**Task to carry out:** Copy out all the records, word for word.

(Entries from a dataset)

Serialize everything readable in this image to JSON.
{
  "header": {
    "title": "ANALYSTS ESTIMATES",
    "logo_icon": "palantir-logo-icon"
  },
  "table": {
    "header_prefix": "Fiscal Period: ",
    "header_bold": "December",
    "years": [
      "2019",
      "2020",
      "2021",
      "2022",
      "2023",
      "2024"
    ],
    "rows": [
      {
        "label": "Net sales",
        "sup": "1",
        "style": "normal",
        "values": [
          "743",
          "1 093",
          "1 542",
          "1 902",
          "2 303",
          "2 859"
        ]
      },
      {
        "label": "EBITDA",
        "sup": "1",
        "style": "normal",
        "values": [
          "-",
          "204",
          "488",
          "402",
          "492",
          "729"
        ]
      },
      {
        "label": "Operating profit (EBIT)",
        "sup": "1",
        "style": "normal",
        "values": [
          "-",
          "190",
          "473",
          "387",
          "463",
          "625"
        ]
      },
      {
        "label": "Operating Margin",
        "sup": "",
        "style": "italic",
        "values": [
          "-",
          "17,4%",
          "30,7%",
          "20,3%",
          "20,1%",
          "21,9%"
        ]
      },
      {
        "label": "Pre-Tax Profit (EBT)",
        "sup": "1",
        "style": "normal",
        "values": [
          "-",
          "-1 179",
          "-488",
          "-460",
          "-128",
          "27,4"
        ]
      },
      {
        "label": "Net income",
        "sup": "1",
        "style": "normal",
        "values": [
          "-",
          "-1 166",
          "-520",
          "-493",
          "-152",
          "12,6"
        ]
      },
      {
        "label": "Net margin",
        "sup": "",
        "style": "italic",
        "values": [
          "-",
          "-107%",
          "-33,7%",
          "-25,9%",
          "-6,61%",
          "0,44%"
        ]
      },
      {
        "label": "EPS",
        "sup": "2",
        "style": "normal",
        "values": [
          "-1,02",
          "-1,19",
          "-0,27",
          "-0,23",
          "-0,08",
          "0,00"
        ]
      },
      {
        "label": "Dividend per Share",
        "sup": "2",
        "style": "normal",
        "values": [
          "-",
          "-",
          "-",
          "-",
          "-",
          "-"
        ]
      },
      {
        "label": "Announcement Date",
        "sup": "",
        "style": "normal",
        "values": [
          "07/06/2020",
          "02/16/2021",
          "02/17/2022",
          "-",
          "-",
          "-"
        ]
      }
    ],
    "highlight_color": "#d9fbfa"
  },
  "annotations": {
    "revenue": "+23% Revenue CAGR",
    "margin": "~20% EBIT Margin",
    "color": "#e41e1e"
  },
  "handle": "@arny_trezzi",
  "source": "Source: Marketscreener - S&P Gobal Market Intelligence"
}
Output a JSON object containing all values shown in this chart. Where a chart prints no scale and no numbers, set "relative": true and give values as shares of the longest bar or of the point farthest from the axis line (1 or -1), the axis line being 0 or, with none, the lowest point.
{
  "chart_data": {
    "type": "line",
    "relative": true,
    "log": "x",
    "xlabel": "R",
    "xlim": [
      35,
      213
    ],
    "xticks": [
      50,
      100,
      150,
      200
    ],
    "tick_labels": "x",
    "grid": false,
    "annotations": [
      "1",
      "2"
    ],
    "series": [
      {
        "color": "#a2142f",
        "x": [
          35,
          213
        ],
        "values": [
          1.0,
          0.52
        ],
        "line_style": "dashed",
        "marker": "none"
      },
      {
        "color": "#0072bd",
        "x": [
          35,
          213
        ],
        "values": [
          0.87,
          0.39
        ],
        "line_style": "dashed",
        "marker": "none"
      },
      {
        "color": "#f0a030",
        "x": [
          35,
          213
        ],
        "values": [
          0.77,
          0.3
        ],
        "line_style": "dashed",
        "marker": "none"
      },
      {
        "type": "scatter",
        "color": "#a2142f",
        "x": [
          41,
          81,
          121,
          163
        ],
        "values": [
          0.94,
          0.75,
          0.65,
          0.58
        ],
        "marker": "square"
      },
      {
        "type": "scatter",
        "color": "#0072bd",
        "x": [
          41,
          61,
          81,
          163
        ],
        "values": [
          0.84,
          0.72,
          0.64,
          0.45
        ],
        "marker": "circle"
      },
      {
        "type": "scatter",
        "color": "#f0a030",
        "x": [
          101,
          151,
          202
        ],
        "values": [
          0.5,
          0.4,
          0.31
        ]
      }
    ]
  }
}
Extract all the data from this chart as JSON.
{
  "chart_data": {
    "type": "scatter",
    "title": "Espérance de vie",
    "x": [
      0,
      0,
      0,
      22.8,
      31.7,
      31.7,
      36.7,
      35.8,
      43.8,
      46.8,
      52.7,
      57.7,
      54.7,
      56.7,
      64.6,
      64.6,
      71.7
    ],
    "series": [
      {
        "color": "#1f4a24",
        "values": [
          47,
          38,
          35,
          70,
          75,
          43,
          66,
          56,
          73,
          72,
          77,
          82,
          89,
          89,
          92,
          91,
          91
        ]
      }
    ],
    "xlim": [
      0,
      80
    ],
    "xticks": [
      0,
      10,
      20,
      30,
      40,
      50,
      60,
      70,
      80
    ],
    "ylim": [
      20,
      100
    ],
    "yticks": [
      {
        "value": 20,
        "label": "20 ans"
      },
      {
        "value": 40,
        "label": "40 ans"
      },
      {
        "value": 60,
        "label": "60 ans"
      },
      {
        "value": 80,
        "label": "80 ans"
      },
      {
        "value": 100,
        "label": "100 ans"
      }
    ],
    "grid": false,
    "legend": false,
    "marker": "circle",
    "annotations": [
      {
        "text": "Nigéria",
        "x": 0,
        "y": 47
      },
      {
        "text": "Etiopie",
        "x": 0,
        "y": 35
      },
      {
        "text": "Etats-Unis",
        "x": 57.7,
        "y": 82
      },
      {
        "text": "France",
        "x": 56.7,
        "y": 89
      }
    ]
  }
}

**Task solution:**
Serialize everything readable in this image to JSON.
{
  "header": {
    "title": "ANALYSTS ESTIMATES",
    "logo_icon": "palantir-logo-icon"
  },
  "table": {
    "header_prefix": "Fiscal Period: ",
    "header_bold": "December",
    "years": [
      "2019",
      "2020",
      "2021",
      "2022",
      "2023",
      "2024"
    ],
    "rows": [
      {
        "label": "Net sales",
        "sup": "1",
        "style": "normal",
        "values": [
          "743",
          "1 093",
          "1 542",
          "1 902",
          "2 303",
          "2 859"
        ]
      },
      {
        "label": "EBITDA",
        "sup": "1",
        "style": "normal",
        "values": [
          "-",
          "204",
          "488",
          "402",
          "492",
          "729"
        ]
      },
      {
        "label": "Operating profit (EBIT)",
        "sup": "1",
        "style": "normal",
        "values": [
          "-",
          "190",
          "473",
          "387",
          "463",
          "625"
        ]
      },
      {
        "label": "Operating Margin",
        "sup": "",
        "style": "italic",
        "values": [
          "-",
          "17,4%",
          "30,7%",
          "20,3%",
          "20,1%",
          "21,9%"
        ]
      },
      {
        "label": "Pre-Tax Profit (EBT)",
        "sup": "1",
        "style": "normal",
        "values": [
          "-",
          "-1 179",
          "-488",
          "-460",
          "-128",
          "27,4"
        ]
      },
      {
        "label": "Net income",
        "sup": "1",
        "style": "normal",
        "values": [
          "-",
          "-1 166",
          "-520",
          "-493",
          "-152",
          "12,6"
        ]
      },
      {
        "label": "Net margin",
        "sup": "",
        "style": "italic",
        "values": [
          "-",
          "-107%",
          "-33,7%",
          "-25,9%",
          "-6,61%",
          "0,44%"
        ]
      },
      {
        "label": "EPS",
        "sup": "2",
        "style": "normal",
        "values": [
          "-1,02",
          "-1,19",
          "-0,27",
          "-0,23",
          "-0,08",
          "0,00"
        ]
      },
      {
        "label": "Dividend per Share",
        "sup": "2",
        "style": "normal",
        "values": [
          "-",
          "-",
          "-",
          "-",
          "-",
          "-"
        ]
      },
      {
        "label": "Announcement Date",
        "sup": "",
        "style": "normal",
        "values": [
          "07/06/2020",
          "02/16/2021",
          "02/17/2022",
          "-",
          "-",
          "-"
        ]
      }
    ],
    "highlight_color": "#d9fbfa"
  },
  "annotations": {
    "revenue": "+23% Revenue CAGR",
    "margin": "~20% EBIT Margin",
    "color": "#e41e1e"
  },
  "handle": "@arny_trezzi",
  "source": "Source: Marketscreener - S&P Gobal Market Intelligence"
}
Output a JSON object containing all values shown in this chart. Where a chart prints no scale and no numbers, set "relative": true and give values as shares of the longest bar or of the point farthest from the axis line (1 or -1), the axis line being 0 or, with none, the lowest point.
{
  "chart_data": {
    "type": "line",
    "relative": true,
    "log": "x",
    "xlabel": "R",
    "xlim": [
      35,
      213
    ],
    "xticks": [
      50,
      100,
      150,
      200
    ],
    "tick_labels": "x",
    "grid": false,
    "annotations": [
      "1",
      "2"
    ],
    "series": [
      {
        "color": "#a2142f",
        "x": [
          35,
          213
        ],
        "values": [
          1.0,
          0.52
        ],
        "line_style": "dashed",
        "marker": "none"
      },
      {
        "color": "#0072bd",
        "x": [
          35,
          213
        ],
        "values": [
          0.87,
          0.39
        ],
        "line_style": "dashed",
        "marker": "none"
      },
      {
        "color": "#f0a030",
        "x": [
          35,
          213
        ],
        "values": [
          0.77,
          0.3
        ],
        "line_style": "dashed",
        "marker": "none"
      },
      {
        "type": "scatter",
        "color": "#a2142f",
        "x": [
          41,
          81,
          121,
          163
        ],
        "values": [
          0.94,
          0.75,
          0.65,
          0.58
        ],
        "marker": "square"
      },
      {
        "type": "scatter",
        "color": "#0072bd",
        "x": [
          41,
          61,
          81,
          163
        ],
        "values": [
          0.84,
          0.72,
          0.64,
          0.45
        ],
        "marker": "circle"
      },
      {
        "type": "scatter",
        "color": "#f0a030",
        "x": [
          101,
          151,
          202
        ],
        "values": [
          0.5,
          0.4,
          0.31
        ]
      }
    ]
  }
}
Extract all the data from this chart as JSON.
{
  "chart_data": {
    "type": "scatter",
    "title": "Espérance de vie",
    "x": [
      0,
      0,
      0,
      22.8,
      31.7,
      31.7,
      36.7,
      35.8,
      43.8,
      46.8,
      52.7,
      57.7,
      54.7,
      56.7,
      64.6,
      64.6,
      71.7
    ],
    "series": [
      {
        "color": "#1f4a24",
        "values": [
          47,
          38,
          35,
          70,
          75,
          43,
          66,
          56,
          73,
          72,
          77,
          82,
          89,
          89,
          92,
          91,
          91
        ]
      }
    ],
    "xlim": [
      0,
      80
    ],
    "xticks": [
      0,
      10,
      20,
      30,
      40,
      50,
      60,
      70,
      80
    ],
    "ylim": [
      20,
      100
    ],
    "yticks": [
      {
        "value": 20,
        "label": "20 ans"
      },
      {
        "value": 40,
        "label": "40 ans"
      },
      {
        "value": 60,
        "label": "60 ans"
      },
      {
        "value": 80,
        "label": "80 ans"
      },
      {
        "value": 100,
        "label": "100 ans"
      }
    ],
    "grid": false,
    "legend": false,
    "marker": "circle",
    "annotations": [
      {
        "text": "Nigéria",
        "x": 0,
        "y": 47
      },
      {
        "text": "Etiopie",
        "x": 0,
        "y": 35
      },
      {
        "text": "Etats-Unis",
        "x": 57.7,
        "y": 82
      },
      {
        "text": "France",
        "x": 56.7,
        "y": 89
      }
    ]
  }
}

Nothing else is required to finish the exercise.